> [Required task]: Write out each line beneath this one exactly as it reads.
Begin Records shown
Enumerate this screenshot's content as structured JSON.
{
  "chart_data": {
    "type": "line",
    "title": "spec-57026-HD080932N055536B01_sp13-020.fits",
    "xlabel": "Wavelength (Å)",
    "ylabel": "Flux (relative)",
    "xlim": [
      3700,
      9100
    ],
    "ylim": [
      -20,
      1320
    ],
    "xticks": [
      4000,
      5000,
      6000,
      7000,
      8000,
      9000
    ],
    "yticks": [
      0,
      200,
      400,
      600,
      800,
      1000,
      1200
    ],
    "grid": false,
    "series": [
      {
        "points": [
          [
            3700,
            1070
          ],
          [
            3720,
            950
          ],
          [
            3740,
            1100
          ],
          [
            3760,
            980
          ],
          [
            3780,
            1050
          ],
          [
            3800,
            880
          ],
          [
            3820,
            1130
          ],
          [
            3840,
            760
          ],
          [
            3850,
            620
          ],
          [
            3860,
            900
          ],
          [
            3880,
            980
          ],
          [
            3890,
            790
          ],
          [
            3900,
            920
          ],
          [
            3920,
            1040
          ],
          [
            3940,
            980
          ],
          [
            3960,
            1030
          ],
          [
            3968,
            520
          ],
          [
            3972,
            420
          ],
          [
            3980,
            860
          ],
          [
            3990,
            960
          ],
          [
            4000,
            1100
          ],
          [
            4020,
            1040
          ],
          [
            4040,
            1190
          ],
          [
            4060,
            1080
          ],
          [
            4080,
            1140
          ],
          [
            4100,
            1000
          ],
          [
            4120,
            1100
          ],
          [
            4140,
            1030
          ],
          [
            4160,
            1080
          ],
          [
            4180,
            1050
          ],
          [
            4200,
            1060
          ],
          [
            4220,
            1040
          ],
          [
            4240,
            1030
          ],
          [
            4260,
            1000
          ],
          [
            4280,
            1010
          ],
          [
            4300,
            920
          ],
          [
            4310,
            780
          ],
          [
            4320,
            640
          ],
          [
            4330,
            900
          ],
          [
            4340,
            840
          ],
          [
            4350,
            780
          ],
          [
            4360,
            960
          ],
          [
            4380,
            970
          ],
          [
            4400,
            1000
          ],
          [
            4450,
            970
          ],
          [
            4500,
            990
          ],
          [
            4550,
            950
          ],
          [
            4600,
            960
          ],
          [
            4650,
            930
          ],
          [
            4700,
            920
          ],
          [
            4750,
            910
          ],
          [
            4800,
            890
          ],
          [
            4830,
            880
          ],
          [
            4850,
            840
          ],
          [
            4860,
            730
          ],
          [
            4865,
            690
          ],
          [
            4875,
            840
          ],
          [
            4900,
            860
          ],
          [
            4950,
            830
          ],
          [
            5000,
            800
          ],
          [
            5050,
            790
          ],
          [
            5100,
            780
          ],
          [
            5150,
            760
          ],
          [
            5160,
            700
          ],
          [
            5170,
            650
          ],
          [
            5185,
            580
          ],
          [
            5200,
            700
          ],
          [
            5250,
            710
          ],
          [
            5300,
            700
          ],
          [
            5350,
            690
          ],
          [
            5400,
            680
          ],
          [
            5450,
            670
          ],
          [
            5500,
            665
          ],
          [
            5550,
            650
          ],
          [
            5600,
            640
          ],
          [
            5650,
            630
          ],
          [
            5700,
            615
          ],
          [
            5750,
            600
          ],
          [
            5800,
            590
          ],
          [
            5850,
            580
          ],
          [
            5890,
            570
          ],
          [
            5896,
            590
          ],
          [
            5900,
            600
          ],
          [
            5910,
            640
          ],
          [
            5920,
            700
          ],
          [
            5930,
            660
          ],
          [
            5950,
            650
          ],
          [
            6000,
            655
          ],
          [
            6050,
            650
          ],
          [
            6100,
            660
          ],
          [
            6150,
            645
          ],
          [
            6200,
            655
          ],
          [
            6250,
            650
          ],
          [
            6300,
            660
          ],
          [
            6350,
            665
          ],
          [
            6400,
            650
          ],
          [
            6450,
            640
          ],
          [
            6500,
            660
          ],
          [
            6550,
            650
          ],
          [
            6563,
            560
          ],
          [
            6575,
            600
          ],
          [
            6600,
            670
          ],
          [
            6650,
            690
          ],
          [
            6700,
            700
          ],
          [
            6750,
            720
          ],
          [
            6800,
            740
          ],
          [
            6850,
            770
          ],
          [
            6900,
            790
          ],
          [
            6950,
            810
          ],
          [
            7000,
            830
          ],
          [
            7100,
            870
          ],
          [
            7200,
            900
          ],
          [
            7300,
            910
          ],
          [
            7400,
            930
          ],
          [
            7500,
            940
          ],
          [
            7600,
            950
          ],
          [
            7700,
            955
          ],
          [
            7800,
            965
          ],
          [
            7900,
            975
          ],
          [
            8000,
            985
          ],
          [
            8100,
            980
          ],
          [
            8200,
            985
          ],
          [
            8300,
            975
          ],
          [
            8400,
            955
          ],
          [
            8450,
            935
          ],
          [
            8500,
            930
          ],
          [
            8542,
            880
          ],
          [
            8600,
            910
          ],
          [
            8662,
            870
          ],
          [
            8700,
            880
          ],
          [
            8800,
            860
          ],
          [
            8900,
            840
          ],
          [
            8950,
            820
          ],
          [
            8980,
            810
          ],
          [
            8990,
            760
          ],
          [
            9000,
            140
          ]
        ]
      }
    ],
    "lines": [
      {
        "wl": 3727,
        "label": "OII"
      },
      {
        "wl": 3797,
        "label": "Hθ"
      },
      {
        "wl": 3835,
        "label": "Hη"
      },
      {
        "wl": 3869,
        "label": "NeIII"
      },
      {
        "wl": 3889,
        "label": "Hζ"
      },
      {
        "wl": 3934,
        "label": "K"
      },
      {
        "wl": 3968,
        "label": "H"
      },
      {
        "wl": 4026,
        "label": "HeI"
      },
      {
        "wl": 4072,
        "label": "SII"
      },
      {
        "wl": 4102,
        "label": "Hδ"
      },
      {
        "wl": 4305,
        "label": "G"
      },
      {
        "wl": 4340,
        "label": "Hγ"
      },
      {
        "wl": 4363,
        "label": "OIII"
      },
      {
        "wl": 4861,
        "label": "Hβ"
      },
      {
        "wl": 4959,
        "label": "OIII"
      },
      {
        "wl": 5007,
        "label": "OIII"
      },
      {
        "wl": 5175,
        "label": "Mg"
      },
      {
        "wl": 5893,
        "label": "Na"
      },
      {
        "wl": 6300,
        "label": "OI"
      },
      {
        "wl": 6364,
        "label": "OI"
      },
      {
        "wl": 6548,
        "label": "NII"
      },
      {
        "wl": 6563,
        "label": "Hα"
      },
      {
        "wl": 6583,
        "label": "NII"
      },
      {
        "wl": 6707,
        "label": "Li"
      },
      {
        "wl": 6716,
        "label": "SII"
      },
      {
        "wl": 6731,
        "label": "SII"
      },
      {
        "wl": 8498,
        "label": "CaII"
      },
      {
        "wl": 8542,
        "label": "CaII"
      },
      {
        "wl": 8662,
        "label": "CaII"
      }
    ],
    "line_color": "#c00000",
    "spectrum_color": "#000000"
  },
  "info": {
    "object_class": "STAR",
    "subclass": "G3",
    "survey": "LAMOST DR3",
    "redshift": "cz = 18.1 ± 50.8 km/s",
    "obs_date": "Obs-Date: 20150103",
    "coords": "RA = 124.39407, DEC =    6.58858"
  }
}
End Records shown
> [Task response]:
Enumerate this screenshot's content as structured JSON.
{
  "chart_data": {
    "type": "line",
    "title": "spec-57026-HD080932N055536B01_sp13-020.fits",
    "xlabel": "Wavelength (Å)",
    "ylabel": "Flux (relative)",
    "xlim": [
      3700,
      9100
    ],
    "ylim": [
      -20,
      1320
    ],
    "xticks": [
      4000,
      5000,
      6000,
      7000,
      8000,
      9000
    ],
    "yticks": [
      0,
      200,
      400,
      600,
      800,
      1000,
      1200
    ],
    "grid": false,
    "series": [
      {
        "points": [
          [
            3700,
            1070
          ],
          [
            3720,
            950
          ],
          [
            3740,
            1100
          ],
          [
            3760,
            980
          ],
          [
            3780,
            1050
          ],
          [
            3800,
            880
          ],
          [
            3820,
            1130
          ],
          [
            3840,
            760
          ],
          [
            3850,
            620
          ],
          [
            3860,
            900
          ],
          [
            3880,
            980
          ],
          [
            3890,
            790
          ],
          [
            3900,
            920
          ],
          [
            3920,
            1040
          ],
          [
            3940,
            980
          ],
          [
            3960,
            1030
          ],
          [
            3968,
            520
          ],
          [
            3972,
            420
          ],
          [
            3980,
            860
          ],
          [
            3990,
            960
          ],
          [
            4000,
            1100
          ],
          [
            4020,
            1040
          ],
          [
            4040,
            1190
          ],
          [
            4060,
            1080
          ],
          [
            4080,
            1140
          ],
          [
            4100,
            1000
          ],
          [
            4120,
            1100
          ],
          [
            4140,
            1030
          ],
          [
            4160,
            1080
          ],
          [
            4180,
            1050
          ],
          [
            4200,
            1060
          ],
          [
            4220,
            1040
          ],
          [
            4240,
            1030
          ],
          [
            4260,
            1000
          ],
          [
            4280,
            1010
          ],
          [
            4300,
            920
          ],
          [
            4310,
            780
          ],
          [
            4320,
            640
          ],
          [
            4330,
            900
          ],
          [
            4340,
            840
          ],
          [
            4350,
            780
          ],
          [
            4360,
            960
          ],
          [
            4380,
            970
          ],
          [
            4400,
            1000
          ],
          [
            4450,
            970
          ],
          [
            4500,
            990
          ],
          [
            4550,
            950
          ],
          [
            4600,
            960
          ],
          [
            4650,
            930
          ],
          [
            4700,
            920
          ],
          [
            4750,
            910
          ],
          [
            4800,
            890
          ],
          [
            4830,
            880
          ],
          [
            4850,
            840
          ],
          [
            4860,
            730
          ],
          [
            4865,
            690
          ],
          [
            4875,
            840
          ],
          [
            4900,
            860
          ],
          [
            4950,
            830
          ],
          [
            5000,
            800
          ],
          [
            5050,
            790
          ],
          [
            5100,
            780
          ],
          [
            5150,
            760
          ],
          [
            5160,
            700
          ],
          [
            5170,
            650
          ],
          [
            5185,
            580
          ],
          [
            5200,
            700
          ],
          [
            5250,
            710
          ],
          [
            5300,
            700
          ],
          [
            5350,
            690
          ],
          [
            5400,
            680
          ],
          [
            5450,
            670
          ],
          [
            5500,
            665
          ],
          [
            5550,
            650
          ],
          [
            5600,
            640
          ],
          [
            5650,
            630
          ],
          [
            5700,
            615
          ],
          [
            5750,
            600
          ],
          [
            5800,
            590
          ],
          [
            5850,
            580
          ],
          [
            5890,
            570
          ],
          [
            5896,
            590
          ],
          [
            5900,
            600
          ],
          [
            5910,
            640
          ],
          [
            5920,
            700
          ],
          [
            5930,
            660
          ],
          [
            5950,
            650
          ],
          [
            6000,
            655
          ],
          [
            6050,
            650
          ],
          [
            6100,
            660
          ],
          [
            6150,
            645
          ],
          [
            6200,
            655
          ],
          [
            6250,
            650
          ],
          [
            6300,
            660
          ],
          [
            6350,
            665
          ],
          [
            6400,
            650
          ],
          [
            6450,
            640
          ],
          [
            6500,
            660
          ],
          [
            6550,
            650
          ],
          [
            6563,
            560
          ],
          [
            6575,
            600
          ],
          [
            6600,
            670
          ],
          [
            6650,
            690
          ],
          [
            6700,
            700
          ],
          [
            6750,
            720
          ],
          [
            6800,
            740
          ],
          [
            6850,
            770
          ],
          [
            6900,
            790
          ],
          [
            6950,
            810
          ],
          [
            7000,
            830
          ],
          [
            7100,
            870
          ],
          [
            7200,
            900
          ],
          [
            7300,
            910
          ],
          [
            7400,
            930
          ],
          [
            7500,
            940
          ],
          [
            7600,
            950
          ],
          [
            7700,
            955
          ],
          [
            7800,
            965
          ],
          [
            7900,
            975
          ],
          [
            8000,
            985
          ],
          [
            8100,
            980
          ],
          [
            8200,
            985
          ],
          [
            8300,
            975
          ],
          [
            8400,
            955
          ],
          [
            8450,
            935
          ],
          [
            8500,
            930
          ],
          [
            8542,
            880
          ],
          [
            8600,
            910
          ],
          [
            8662,
            870
          ],
          [
            8700,
            880
          ],
          [
            8800,
            860
          ],
          [
            8900,
            840
          ],
          [
            8950,
            820
          ],
          [
            8980,
            810
          ],
          [
            8990,
            760
          ],
          [
            9000,
            140
          ]
        ]
      }
    ],
    "lines": [
      {
        "wl": 3727,
        "label": "OII"
      },
      {
        "wl": 3797,
        "label": "Hθ"
      },
      {
        "wl": 3835,
        "label": "Hη"
      },
      {
        "wl": 3869,
        "label": "NeIII"
      },
      {
        "wl": 3889,
        "label": "Hζ"
      },
      {
        "wl": 3934,
        "label": "K"
      },
      {
        "wl": 3968,
        "label": "H"
      },
      {
        "wl": 4026,
        "label": "HeI"
      },
      {
        "wl": 4072,
        "label": "SII"
      },
      {
        "wl": 4102,
        "label": "Hδ"
      },
      {
        "wl": 4305,
        "label": "G"
      },
      {
        "wl": 4340,
        "label": "Hγ"
      },
      {
        "wl": 4363,
        "label": "OIII"
      },
      {
        "wl": 4861,
        "label": "Hβ"
      },
      {
        "wl": 4959,
        "label": "OIII"
      },
      {
        "wl": 5007,
        "label": "OIII"
      },
      {
        "wl": 5175,
        "label": "Mg"
      },
      {
        "wl": 5893,
        "label": "Na"
      },
      {
        "wl": 6300,
        "label": "OI"
      },
      {
        "wl": 6364,
        "label": "OI"
      },
      {
        "wl": 6548,
        "label": "NII"
      },
      {
        "wl": 6563,
        "label": "Hα"
      },
      {
        "wl": 6583,
        "label": "NII"
      },
      {
        "wl": 6707,
        "label": "Li"
      },
      {
        "wl": 6716,
        "label": "SII"
      },
      {
        "wl": 6731,
        "label": "SII"
      },
      {
        "wl": 8498,
        "label": "CaII"
      },
      {
        "wl": 8542,
        "label": "CaII"
      },
      {
        "wl": 8662,
        "label": "CaII"
      }
    ],
    "line_color": "#c00000",
    "spectrum_color": "#000000"
  },
  "info": {
    "object_class": "STAR",
    "subclass": "G3",
    "survey": "LAMOST DR3",
    "redshift": "cz = 18.1 ± 50.8 km/s",
    "obs_date": "Obs-Date: 20150103",
    "coords": "RA = 124.39407, DEC =    6.58858"
  }
}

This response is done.